>> Start Excerpted passage
The inductor had a 75 volt TVS across it to protect the bridge rectifier it fed, which consisted of 4 1N4148 diodes with a 4 nS response time. This drove a pulse stretcher made with a 4.7 K resistor and a 470pF capacitor to ground.

This went to our display board where that stretched signal drove a 2N3904 NPN transistor, which drove the trigger input of a CMOS 555 timer. It had a fixed pulse width of 1 mS to drive a simple LCD counter with its own built-in lithium battery and reset button.

These few parts were needed because the counter could not sense nS or even uS wide pulses, so it was best just to rectify it and stretch it. It also prevented the counting of individual pulses from the same surge event, like those ring waves shown by the OP. That entire wave counts as only one surge event.

This meant that surges over 400 amps (to ignore contactor noise, etc) could not be counted faster than a 1 mS delay would allow. This was very practical because an identical lightning surge on the same lines would be at least a minute later, if at all.

I freely give up this once private information because over 7 years have passed and UL has constantly been updating what it considered a valid test.

EDIT: To capture a 'live' or high-powered pulse that is many thousands of voltage and thousands of amps, there is NO cheap way to do so.

Pearson Electronics of California has a monopoly on high current-high frequency CT's. One rated at 200 kA and -3 dB at 1 MHZ cost about $1,200 USD.

To measure voltage across a load we used Tektronix high voltage probes in differential mode. The are rated at 100 M ohm 15 pF - 3dB at 75 MHZ, and 40 kV max AC plus peak. They divided the input by 1,000. The probe ground wires were NOT used.The MOVs we tested clamped at 2 kV max for a 40 mm MOV rated for 1000 VAC. If an open circuit occurred the worst the probes would see is the 32 KVDC charge from the capacitor bank.
>> End Excerpted passage
>> Start Information supplied
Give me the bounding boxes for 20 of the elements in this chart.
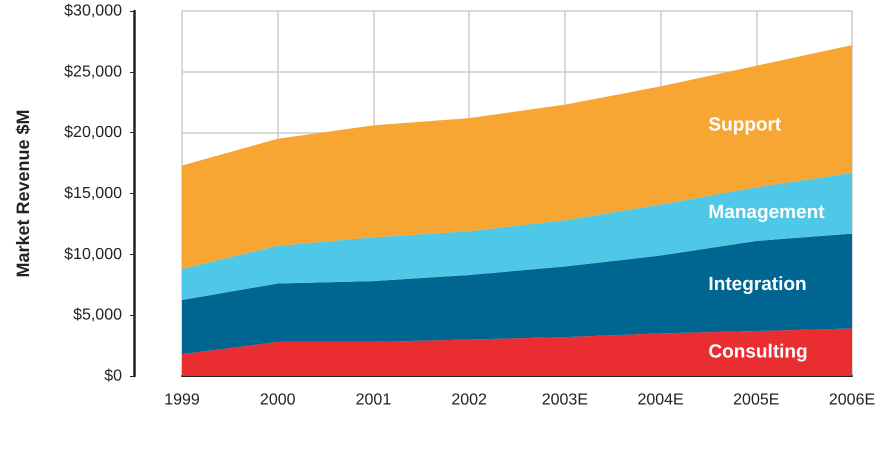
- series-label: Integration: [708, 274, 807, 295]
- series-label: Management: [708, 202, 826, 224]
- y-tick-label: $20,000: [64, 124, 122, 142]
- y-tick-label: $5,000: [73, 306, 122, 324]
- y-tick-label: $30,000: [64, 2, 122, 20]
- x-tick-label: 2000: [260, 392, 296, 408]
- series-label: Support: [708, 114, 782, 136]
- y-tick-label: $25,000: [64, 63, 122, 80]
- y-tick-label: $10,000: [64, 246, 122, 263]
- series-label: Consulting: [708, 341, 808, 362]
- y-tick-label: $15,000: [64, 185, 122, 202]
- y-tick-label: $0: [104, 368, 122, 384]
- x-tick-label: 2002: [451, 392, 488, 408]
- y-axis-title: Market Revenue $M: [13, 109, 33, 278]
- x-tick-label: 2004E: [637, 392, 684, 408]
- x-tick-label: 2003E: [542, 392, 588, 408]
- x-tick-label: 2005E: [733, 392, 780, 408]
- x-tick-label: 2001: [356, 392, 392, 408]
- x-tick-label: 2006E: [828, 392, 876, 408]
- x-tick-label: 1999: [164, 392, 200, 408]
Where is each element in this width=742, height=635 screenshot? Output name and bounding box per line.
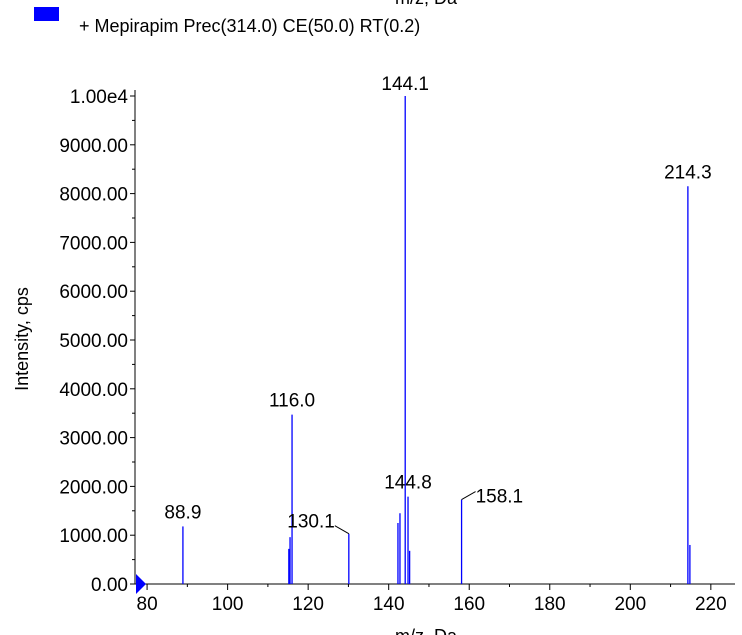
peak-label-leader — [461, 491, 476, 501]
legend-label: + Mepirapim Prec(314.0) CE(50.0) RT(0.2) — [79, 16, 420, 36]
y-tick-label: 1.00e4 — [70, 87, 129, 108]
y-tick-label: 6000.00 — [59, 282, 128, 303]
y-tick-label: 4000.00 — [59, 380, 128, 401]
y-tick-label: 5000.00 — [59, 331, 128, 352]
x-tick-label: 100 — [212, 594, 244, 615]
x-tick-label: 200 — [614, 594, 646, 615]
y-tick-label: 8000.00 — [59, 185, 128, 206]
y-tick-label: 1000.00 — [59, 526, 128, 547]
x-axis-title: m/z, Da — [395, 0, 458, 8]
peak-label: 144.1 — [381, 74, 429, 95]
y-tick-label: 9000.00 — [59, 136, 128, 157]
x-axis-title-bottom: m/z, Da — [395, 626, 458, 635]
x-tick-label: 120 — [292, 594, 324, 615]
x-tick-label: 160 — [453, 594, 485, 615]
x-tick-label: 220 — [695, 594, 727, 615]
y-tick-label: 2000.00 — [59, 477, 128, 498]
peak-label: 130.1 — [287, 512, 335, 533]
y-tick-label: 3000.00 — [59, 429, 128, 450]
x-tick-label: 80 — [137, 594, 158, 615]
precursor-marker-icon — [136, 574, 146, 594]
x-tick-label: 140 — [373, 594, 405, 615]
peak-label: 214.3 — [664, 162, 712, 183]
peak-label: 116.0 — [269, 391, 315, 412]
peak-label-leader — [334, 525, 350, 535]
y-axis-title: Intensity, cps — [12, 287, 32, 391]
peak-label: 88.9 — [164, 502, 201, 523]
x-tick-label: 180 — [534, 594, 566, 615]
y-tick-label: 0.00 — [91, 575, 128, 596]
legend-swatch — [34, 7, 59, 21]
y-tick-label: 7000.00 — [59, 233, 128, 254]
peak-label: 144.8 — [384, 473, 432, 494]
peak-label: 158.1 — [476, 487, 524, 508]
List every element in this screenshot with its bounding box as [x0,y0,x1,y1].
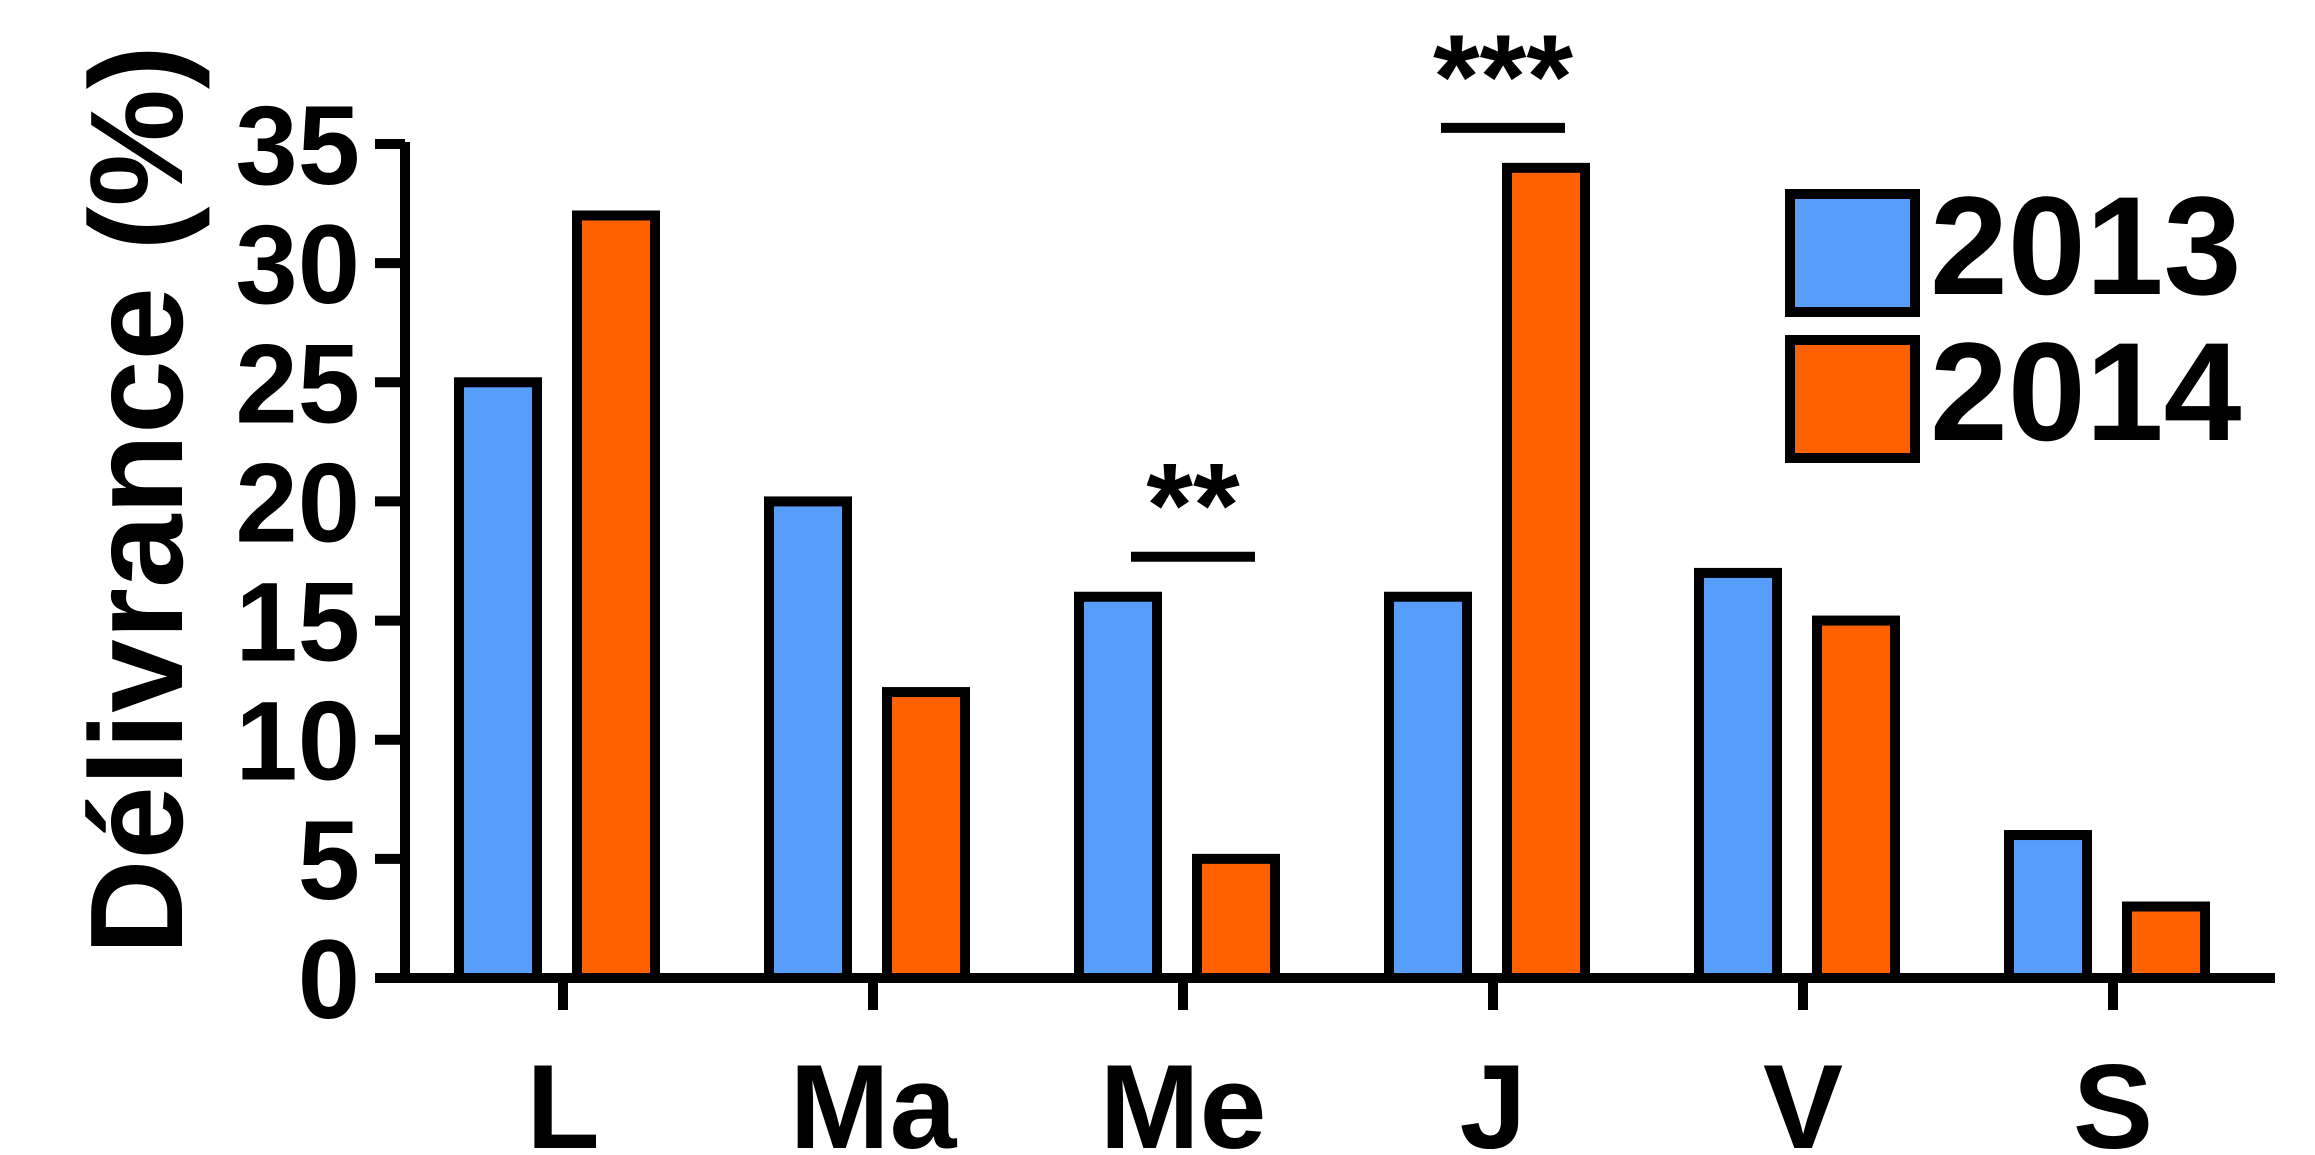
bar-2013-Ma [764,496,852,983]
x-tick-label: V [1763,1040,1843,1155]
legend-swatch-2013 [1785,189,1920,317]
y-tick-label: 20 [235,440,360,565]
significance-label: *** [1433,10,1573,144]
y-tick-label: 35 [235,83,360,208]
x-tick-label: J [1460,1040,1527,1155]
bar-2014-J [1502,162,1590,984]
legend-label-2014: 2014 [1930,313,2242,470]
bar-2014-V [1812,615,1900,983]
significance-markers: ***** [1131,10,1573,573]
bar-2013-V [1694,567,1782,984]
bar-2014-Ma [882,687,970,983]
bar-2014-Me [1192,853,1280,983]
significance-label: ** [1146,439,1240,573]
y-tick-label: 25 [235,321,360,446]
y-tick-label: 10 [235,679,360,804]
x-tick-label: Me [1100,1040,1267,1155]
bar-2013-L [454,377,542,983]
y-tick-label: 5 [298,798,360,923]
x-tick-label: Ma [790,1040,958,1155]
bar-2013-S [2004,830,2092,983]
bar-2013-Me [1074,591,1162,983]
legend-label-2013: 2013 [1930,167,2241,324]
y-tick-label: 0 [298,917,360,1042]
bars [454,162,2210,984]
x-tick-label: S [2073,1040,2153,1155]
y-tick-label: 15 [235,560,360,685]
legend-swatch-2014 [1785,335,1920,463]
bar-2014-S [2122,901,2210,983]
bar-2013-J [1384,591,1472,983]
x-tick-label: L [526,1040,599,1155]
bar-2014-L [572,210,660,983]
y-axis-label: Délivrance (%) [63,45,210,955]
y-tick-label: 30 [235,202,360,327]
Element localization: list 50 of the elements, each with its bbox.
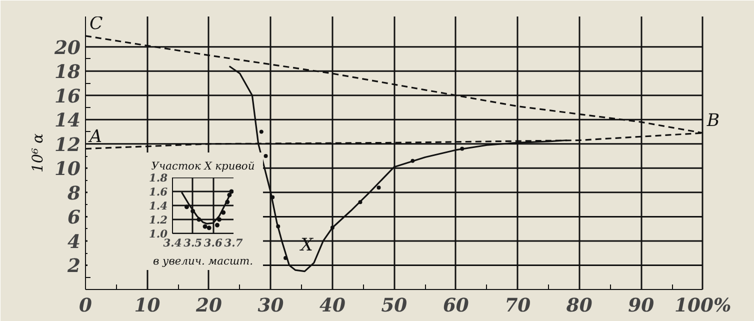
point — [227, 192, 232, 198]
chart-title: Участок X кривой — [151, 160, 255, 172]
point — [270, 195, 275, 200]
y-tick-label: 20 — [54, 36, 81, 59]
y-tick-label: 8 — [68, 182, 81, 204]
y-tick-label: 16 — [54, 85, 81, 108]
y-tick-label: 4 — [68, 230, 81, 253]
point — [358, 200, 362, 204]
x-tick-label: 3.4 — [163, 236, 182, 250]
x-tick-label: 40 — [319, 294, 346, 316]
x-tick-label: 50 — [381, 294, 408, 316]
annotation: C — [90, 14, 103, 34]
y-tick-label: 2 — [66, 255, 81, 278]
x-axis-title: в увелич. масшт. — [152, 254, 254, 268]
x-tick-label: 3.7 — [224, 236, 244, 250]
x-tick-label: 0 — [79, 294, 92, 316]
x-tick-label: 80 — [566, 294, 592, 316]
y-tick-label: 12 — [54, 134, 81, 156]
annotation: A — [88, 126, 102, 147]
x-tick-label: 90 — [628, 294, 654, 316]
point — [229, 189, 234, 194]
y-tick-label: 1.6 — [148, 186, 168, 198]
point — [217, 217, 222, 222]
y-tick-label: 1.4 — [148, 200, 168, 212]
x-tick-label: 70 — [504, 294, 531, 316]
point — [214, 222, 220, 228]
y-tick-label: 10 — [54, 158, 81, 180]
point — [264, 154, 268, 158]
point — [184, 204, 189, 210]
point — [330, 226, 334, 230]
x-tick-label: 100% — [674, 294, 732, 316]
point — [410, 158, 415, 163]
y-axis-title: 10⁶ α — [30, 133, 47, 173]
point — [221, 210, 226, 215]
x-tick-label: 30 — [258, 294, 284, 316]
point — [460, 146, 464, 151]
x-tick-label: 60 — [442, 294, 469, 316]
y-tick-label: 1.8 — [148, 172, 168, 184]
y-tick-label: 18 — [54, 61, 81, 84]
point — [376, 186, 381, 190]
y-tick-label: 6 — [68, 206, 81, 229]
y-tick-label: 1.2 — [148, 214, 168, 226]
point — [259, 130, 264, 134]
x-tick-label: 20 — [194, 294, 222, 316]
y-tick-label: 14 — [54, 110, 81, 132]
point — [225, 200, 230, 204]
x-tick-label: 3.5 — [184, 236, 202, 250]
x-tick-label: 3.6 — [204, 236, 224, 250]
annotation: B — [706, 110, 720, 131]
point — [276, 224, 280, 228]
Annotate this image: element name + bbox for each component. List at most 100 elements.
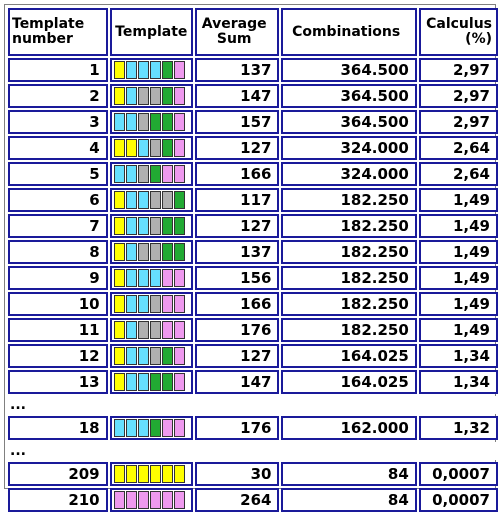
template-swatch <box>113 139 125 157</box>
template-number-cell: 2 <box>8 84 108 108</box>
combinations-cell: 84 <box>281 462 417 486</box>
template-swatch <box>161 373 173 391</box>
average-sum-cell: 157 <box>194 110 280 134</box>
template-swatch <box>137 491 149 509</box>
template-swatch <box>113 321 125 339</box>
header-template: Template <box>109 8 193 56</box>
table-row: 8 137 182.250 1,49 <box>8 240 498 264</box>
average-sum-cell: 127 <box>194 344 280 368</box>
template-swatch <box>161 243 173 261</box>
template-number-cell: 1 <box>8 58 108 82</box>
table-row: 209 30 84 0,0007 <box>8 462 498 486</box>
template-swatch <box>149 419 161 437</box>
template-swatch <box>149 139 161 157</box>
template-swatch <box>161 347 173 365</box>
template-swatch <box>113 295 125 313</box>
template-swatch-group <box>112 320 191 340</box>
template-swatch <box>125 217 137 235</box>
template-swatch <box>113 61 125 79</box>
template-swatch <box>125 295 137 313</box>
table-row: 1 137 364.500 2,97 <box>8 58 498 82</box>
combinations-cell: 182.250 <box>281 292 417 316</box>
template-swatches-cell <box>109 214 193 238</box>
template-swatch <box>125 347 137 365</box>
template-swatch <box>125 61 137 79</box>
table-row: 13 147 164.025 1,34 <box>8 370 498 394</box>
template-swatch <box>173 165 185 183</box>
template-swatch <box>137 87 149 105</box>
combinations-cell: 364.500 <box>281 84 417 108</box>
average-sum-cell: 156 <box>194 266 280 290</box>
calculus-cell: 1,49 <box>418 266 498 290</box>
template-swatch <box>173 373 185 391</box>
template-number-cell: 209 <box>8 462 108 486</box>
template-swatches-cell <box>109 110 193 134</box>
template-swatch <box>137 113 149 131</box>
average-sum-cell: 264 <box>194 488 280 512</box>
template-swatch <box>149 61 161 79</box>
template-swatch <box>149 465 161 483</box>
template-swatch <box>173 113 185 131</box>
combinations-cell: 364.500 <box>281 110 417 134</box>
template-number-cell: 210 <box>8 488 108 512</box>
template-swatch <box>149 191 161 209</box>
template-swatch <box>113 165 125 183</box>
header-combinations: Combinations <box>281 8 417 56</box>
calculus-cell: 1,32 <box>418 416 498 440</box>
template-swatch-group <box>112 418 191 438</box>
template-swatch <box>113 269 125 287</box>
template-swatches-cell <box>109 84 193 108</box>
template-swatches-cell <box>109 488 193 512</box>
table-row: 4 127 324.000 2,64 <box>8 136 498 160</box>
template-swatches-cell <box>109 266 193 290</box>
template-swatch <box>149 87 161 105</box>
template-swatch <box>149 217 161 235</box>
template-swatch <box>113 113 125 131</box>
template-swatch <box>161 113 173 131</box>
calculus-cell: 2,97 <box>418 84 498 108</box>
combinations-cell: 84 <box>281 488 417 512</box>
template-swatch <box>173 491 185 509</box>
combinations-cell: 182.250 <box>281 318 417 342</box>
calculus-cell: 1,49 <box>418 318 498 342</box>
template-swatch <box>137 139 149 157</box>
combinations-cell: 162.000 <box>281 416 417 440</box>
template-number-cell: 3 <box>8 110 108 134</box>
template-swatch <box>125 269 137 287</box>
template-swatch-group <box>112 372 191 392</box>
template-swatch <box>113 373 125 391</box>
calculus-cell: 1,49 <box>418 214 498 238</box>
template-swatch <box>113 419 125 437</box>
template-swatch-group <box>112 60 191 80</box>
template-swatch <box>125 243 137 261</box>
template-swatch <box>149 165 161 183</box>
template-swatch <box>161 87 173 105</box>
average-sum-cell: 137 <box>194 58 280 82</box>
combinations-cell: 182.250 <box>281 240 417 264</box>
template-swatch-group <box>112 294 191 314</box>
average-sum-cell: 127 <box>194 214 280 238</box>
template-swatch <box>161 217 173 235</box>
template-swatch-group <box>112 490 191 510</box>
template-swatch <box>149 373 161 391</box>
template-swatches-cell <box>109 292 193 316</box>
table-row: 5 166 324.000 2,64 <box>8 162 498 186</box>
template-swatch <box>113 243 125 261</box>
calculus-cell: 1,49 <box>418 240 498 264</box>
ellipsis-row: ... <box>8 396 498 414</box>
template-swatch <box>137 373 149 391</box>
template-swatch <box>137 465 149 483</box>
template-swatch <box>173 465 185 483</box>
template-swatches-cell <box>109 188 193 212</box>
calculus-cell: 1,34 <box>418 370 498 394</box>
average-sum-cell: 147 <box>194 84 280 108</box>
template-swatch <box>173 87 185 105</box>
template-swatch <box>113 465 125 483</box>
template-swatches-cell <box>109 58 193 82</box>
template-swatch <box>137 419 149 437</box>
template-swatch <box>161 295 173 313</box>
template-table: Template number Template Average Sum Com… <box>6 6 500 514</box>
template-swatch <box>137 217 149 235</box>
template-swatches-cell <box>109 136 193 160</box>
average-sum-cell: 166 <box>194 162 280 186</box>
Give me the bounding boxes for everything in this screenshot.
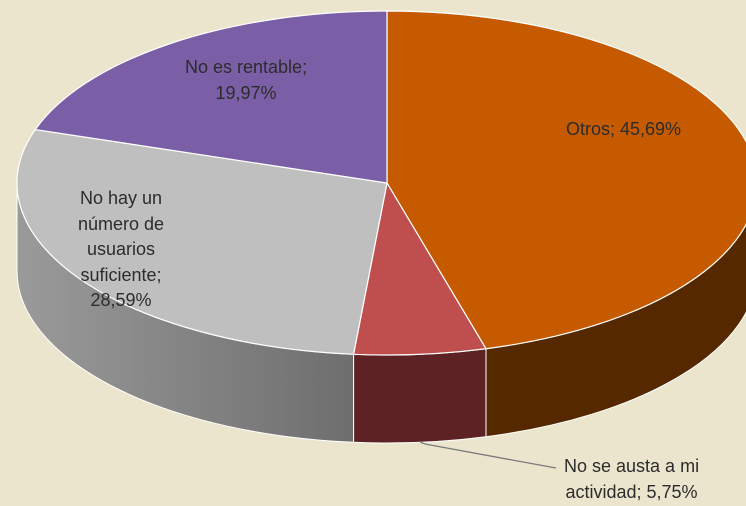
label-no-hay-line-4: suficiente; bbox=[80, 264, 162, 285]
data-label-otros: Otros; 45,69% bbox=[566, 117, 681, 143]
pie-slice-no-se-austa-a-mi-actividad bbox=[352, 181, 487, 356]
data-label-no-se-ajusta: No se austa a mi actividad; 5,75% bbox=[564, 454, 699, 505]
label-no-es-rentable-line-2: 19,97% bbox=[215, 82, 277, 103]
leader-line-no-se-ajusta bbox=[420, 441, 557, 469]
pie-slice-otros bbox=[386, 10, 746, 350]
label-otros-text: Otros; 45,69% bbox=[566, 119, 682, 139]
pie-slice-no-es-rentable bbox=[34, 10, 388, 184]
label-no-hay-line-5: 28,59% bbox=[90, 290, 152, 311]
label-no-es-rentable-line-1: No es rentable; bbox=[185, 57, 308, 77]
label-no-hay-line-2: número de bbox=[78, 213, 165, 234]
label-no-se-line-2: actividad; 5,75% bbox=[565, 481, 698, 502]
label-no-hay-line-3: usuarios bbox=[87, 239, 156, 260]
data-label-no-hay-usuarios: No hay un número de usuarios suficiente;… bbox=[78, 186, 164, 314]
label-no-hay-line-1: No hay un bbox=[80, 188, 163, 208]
>> End Information supplied
* To be done
1. Report how many lines in the rows contain the string "boxes", treating case as significant. Give only the number.
2. Extend the passage on surge testing, picking up after its final sentence.
The passage on surge testing and the rows were drawn from separate sources.

* Final results
1. 2

2.
Because we did official UL testing we had a Tektronix Dual-channel oscilloscope sampling at 100Msps. They (and us) were only concerned that the large 40 mm MOV's could survive a 20 kA pulse, which took about 22 kVDC on the capacitor bank.

As soon as the capacitor bank had charged to the correct voltage, my software activated a heavy air-driven contactor that dumped the charge into the DUT (Device Under Test).

The point I am making is that testing of really powerful surges, especially to UL standards is very expensive. Our capacitor bank was 30 each 1.8 uF 60 kV capacitors with 3/4-10 threaded rod sticking out the top. They were $3,000 each.

I was writing the software in LabView while this was being built so I built an emulation circuit with 30 volt/10 amp surges and just added emulated and simulation modes to the software to scale everything as needed. It gave me the same wave forms with a million times less power.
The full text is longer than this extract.